Please copy the following data line for line, keeping every character unchanged.

■ Stored items:
☆ ☆ ☆ ☆
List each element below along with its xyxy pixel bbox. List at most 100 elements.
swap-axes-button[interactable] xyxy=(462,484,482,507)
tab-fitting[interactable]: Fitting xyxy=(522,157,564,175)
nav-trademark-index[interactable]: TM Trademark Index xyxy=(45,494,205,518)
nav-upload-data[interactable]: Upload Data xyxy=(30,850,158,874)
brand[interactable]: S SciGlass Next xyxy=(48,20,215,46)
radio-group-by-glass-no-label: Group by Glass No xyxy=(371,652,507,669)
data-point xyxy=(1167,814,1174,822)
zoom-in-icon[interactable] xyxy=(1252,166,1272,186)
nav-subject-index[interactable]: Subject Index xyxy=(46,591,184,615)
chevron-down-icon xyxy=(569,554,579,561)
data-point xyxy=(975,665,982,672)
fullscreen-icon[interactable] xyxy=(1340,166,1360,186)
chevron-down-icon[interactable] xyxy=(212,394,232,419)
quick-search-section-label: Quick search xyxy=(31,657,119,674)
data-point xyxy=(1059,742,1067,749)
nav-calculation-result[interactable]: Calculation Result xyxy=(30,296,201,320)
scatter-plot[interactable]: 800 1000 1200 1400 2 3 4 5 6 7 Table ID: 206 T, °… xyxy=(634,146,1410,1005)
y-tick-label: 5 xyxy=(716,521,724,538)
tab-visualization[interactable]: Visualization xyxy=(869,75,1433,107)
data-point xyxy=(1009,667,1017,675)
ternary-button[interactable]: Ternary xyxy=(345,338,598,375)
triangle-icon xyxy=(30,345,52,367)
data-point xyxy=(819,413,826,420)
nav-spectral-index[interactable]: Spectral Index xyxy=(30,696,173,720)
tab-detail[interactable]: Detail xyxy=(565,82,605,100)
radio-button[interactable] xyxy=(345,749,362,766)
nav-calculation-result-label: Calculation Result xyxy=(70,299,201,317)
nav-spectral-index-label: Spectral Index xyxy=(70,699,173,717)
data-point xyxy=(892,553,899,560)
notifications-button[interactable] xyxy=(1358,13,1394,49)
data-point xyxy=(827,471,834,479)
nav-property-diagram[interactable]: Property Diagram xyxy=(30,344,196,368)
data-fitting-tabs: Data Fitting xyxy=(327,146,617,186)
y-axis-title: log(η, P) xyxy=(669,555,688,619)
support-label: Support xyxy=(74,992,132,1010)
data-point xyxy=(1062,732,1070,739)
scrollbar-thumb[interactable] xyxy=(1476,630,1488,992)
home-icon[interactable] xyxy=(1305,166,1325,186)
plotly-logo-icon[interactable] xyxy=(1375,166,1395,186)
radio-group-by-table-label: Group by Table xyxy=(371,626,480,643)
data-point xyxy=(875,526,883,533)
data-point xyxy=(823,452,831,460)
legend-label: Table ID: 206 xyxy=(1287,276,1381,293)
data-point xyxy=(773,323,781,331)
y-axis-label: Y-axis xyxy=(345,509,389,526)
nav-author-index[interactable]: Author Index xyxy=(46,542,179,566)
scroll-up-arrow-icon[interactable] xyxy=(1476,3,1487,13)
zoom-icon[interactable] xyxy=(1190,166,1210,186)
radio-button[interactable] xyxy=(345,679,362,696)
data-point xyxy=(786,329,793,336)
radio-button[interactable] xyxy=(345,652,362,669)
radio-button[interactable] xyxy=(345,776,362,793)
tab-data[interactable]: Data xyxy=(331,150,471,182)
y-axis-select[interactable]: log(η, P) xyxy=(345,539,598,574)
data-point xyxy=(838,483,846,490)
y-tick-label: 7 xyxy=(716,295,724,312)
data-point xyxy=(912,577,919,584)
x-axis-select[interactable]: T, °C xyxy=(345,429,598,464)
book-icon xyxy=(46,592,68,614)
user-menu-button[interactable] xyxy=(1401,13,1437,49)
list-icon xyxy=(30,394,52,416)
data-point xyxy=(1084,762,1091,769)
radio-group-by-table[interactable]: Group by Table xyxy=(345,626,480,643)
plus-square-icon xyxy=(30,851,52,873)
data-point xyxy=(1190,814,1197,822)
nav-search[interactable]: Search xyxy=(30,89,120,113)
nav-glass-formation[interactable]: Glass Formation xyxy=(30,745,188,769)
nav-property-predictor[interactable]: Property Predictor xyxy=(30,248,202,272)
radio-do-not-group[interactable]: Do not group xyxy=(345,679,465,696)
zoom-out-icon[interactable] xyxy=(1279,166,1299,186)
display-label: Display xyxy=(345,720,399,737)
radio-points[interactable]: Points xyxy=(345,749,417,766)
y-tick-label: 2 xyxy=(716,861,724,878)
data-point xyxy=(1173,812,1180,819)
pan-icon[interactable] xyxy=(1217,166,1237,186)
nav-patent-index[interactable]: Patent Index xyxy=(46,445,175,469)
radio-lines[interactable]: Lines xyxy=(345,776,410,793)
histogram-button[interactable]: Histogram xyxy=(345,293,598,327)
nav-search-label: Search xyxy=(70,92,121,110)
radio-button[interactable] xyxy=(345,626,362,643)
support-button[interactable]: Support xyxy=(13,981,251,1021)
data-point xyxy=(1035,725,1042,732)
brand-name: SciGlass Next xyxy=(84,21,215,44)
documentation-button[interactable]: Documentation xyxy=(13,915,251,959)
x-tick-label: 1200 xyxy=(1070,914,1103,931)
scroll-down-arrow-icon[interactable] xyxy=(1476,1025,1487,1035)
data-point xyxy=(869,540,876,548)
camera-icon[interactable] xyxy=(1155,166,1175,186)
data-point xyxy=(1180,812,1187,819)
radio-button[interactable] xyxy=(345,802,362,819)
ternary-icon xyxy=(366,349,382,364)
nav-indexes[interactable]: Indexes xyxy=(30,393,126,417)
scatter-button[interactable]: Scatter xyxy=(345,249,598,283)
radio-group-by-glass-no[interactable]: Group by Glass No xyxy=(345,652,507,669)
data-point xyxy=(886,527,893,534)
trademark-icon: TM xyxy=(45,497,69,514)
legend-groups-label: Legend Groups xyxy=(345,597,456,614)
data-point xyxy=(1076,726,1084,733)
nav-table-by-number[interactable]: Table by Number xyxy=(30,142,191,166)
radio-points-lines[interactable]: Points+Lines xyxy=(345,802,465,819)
☆ ☆ ☆ ☆
■ Full output:
List each element below along with its xyxy pixel bbox. List at most 100 elements.
swap-axes-button[interactable] xyxy=(462,484,482,507)
tab-fitting[interactable]: Fitting xyxy=(522,157,564,175)
nav-trademark-index[interactable]: TM Trademark Index xyxy=(45,494,205,518)
nav-upload-data[interactable]: Upload Data xyxy=(30,850,158,874)
brand[interactable]: S SciGlass Next xyxy=(48,20,215,46)
radio-group-by-glass-no-label: Group by Glass No xyxy=(371,652,507,669)
data-point xyxy=(1167,814,1174,822)
zoom-in-icon[interactable] xyxy=(1252,166,1272,186)
nav-subject-index[interactable]: Subject Index xyxy=(46,591,184,615)
chevron-down-icon xyxy=(569,554,579,561)
data-point xyxy=(975,665,982,672)
fullscreen-icon[interactable] xyxy=(1340,166,1360,186)
chevron-down-icon[interactable] xyxy=(212,394,232,419)
quick-search-section-label: Quick search xyxy=(31,657,119,674)
data-point xyxy=(1059,742,1067,749)
nav-calculation-result[interactable]: Calculation Result xyxy=(30,296,201,320)
scatter-plot[interactable]: 800 1000 1200 1400 2 3 4 5 6 7 Table ID: 206 T, °… xyxy=(634,146,1410,1005)
y-tick-label: 5 xyxy=(716,521,724,538)
tab-visualization[interactable]: Visualization xyxy=(869,75,1433,107)
data-point xyxy=(1009,667,1017,675)
ternary-button[interactable]: Ternary xyxy=(345,338,598,375)
triangle-icon xyxy=(30,345,52,367)
data-point xyxy=(819,413,826,420)
nav-spectral-index[interactable]: Spectral Index xyxy=(30,696,173,720)
tab-detail[interactable]: Detail xyxy=(565,82,605,100)
radio-button[interactable] xyxy=(345,749,362,766)
nav-calculation-result-label: Calculation Result xyxy=(70,299,201,317)
nav-spectral-index-label: Spectral Index xyxy=(70,699,173,717)
data-point xyxy=(892,553,899,560)
notifications-button[interactable] xyxy=(1358,13,1394,49)
data-point xyxy=(827,471,834,479)
nav-property-diagram[interactable]: Property Diagram xyxy=(30,344,196,368)
data-fitting-tabs: Data Fitting xyxy=(327,146,617,186)
y-axis-title: log(η, P) xyxy=(669,555,688,619)
support-label: Support xyxy=(74,992,132,1010)
data-point xyxy=(1062,732,1070,739)
scrollbar-thumb[interactable] xyxy=(1476,630,1488,992)
home-icon[interactable] xyxy=(1305,166,1325,186)
plotly-logo-icon[interactable] xyxy=(1375,166,1395,186)
radio-group-by-table-label: Group by Table xyxy=(371,626,480,643)
data-point xyxy=(875,526,883,533)
data-point xyxy=(823,452,831,460)
legend-label: Table ID: 206 xyxy=(1287,276,1381,293)
data-point xyxy=(773,323,781,331)
y-axis-label: Y-axis xyxy=(345,509,389,526)
nav-author-index[interactable]: Author Index xyxy=(46,542,179,566)
scroll-up-arrow-icon[interactable] xyxy=(1476,3,1487,13)
zoom-icon[interactable] xyxy=(1190,166,1210,186)
radio-button[interactable] xyxy=(345,679,362,696)
data-point xyxy=(786,329,793,336)
radio-button[interactable] xyxy=(345,652,362,669)
radio-button[interactable] xyxy=(345,776,362,793)
tab-data[interactable]: Data xyxy=(331,150,471,182)
y-axis-select[interactable]: log(η, P) xyxy=(345,539,598,574)
data-point xyxy=(838,483,846,490)
y-tick-label: 7 xyxy=(716,295,724,312)
data-point xyxy=(912,577,919,584)
x-axis-select[interactable]: T, °C xyxy=(345,429,598,464)
book-icon xyxy=(46,592,68,614)
user-menu-button[interactable] xyxy=(1401,13,1437,49)
list-icon xyxy=(30,394,52,416)
data-point xyxy=(1084,762,1091,769)
radio-group-by-table[interactable]: Group by Table xyxy=(345,626,480,643)
plus-square-icon xyxy=(30,851,52,873)
data-point xyxy=(1190,814,1197,822)
nav-search[interactable]: Search xyxy=(30,89,120,113)
nav-glass-formation[interactable]: Glass Formation xyxy=(30,745,188,769)
nav-property-predictor[interactable]: Property Predictor xyxy=(30,248,202,272)
radio-do-not-group[interactable]: Do not group xyxy=(345,679,465,696)
zoom-out-icon[interactable] xyxy=(1279,166,1299,186)
display-label: Display xyxy=(345,720,399,737)
radio-points[interactable]: Points xyxy=(345,749,417,766)
y-tick-label: 2 xyxy=(716,861,724,878)
data-point xyxy=(1173,812,1180,819)
pan-icon[interactable] xyxy=(1217,166,1237,186)
nav-patent-index[interactable]: Patent Index xyxy=(46,445,175,469)
radio-lines[interactable]: Lines xyxy=(345,776,410,793)
histogram-button[interactable]: Histogram xyxy=(345,293,598,327)
nav-search-label: Search xyxy=(70,92,121,110)
radio-button[interactable] xyxy=(345,626,362,643)
support-button[interactable]: Support xyxy=(13,981,251,1021)
data-point xyxy=(1035,725,1042,732)
brand-name: SciGlass Next xyxy=(84,21,215,44)
documentation-button[interactable]: Documentation xyxy=(13,915,251,959)
x-tick-label: 1200 xyxy=(1070,914,1103,931)
scroll-down-arrow-icon[interactable] xyxy=(1476,1025,1487,1035)
data-point xyxy=(869,540,876,548)
camera-icon[interactable] xyxy=(1155,166,1175,186)
data-point xyxy=(1180,812,1187,819)
radio-button[interactable] xyxy=(345,802,362,819)
ternary-icon xyxy=(366,349,382,364)
nav-indexes[interactable]: Indexes xyxy=(30,393,126,417)
scatter-button[interactable]: Scatter xyxy=(345,249,598,283)
radio-group-by-glass-no[interactable]: Group by Glass No xyxy=(345,652,507,669)
data-point xyxy=(886,527,893,534)
trademark-icon: TM xyxy=(45,497,69,514)
legend-groups-label: Legend Groups xyxy=(345,597,456,614)
data-point xyxy=(1076,726,1084,733)
nav-table-by-number[interactable]: Table by Number xyxy=(30,142,191,166)
radio-points-lines[interactable]: Points+Lines xyxy=(345,802,465,819)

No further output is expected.